The task
What is the number of lines containing "аудиторию"? Give only that number.

Extracted data entries
^^^^
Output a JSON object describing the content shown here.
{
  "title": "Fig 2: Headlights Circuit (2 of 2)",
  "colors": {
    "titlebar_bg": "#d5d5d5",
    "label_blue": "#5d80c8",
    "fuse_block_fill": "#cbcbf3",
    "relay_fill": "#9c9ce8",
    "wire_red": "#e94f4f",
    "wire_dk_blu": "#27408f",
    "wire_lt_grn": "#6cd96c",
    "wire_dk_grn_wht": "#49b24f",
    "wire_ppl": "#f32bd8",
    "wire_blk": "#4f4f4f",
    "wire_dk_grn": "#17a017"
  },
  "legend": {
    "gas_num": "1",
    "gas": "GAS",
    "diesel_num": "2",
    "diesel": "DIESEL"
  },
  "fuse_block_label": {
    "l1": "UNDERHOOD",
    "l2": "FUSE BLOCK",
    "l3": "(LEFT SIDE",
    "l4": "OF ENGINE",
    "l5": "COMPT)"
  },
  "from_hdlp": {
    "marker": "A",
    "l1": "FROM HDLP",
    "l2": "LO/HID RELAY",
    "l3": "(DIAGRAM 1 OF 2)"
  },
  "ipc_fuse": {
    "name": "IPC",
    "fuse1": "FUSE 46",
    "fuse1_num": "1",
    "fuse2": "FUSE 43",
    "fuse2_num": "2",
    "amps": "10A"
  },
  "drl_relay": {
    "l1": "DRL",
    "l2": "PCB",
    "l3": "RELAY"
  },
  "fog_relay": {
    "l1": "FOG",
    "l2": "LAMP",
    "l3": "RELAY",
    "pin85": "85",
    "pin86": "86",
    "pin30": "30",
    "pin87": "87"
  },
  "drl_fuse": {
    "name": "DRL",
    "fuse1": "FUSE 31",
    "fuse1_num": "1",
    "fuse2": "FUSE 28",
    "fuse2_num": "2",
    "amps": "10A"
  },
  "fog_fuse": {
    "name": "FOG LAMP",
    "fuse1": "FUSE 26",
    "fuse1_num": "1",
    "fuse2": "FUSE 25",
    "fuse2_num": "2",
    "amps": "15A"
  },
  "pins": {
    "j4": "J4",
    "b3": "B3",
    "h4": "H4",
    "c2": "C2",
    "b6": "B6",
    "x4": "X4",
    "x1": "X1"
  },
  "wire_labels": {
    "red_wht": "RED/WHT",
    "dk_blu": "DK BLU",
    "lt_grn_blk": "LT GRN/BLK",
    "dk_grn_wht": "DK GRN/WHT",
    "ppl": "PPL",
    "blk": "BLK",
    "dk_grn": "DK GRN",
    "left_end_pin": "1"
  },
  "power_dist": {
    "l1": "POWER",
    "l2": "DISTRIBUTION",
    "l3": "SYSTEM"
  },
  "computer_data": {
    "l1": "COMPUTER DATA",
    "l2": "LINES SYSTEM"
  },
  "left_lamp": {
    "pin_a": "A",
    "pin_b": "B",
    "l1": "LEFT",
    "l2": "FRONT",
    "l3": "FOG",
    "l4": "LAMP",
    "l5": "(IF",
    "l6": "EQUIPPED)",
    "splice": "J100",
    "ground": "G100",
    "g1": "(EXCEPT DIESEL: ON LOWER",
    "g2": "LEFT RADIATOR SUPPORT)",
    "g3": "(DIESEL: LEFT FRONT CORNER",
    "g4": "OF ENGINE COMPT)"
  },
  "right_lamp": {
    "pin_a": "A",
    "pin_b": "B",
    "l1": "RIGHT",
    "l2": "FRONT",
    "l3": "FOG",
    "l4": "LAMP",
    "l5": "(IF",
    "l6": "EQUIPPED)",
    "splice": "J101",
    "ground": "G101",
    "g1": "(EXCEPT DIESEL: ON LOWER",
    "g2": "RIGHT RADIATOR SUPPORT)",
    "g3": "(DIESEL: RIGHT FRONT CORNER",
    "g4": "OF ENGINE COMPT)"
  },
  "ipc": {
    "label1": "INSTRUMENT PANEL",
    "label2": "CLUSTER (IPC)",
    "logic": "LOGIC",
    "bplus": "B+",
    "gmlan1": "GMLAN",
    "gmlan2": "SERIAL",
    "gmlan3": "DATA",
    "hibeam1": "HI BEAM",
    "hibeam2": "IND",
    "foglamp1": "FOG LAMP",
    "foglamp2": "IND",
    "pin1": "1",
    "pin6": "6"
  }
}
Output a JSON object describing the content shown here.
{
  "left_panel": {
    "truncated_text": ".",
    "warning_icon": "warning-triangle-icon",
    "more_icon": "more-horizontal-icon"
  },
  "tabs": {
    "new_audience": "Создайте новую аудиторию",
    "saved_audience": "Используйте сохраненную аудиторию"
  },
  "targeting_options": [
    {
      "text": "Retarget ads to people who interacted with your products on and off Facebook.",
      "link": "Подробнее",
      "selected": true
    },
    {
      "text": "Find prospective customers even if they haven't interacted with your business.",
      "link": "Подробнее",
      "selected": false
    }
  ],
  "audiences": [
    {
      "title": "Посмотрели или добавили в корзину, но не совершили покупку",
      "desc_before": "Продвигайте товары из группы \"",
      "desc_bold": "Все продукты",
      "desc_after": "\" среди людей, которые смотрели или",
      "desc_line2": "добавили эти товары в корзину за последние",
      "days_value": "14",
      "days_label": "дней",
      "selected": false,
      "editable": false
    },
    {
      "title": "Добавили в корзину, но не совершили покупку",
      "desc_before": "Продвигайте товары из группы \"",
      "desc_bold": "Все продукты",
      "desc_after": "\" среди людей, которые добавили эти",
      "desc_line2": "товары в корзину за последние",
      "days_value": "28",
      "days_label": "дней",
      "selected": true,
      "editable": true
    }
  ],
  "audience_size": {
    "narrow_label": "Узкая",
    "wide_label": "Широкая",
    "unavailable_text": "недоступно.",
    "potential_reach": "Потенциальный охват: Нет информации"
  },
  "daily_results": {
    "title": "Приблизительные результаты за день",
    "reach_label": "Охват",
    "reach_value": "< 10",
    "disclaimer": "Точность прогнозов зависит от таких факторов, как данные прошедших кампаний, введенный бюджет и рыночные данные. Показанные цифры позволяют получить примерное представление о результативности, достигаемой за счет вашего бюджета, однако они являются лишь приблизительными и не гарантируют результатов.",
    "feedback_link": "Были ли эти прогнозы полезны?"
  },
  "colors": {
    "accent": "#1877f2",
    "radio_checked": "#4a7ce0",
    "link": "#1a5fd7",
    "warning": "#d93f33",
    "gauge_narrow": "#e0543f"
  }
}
^^^^
Solution
2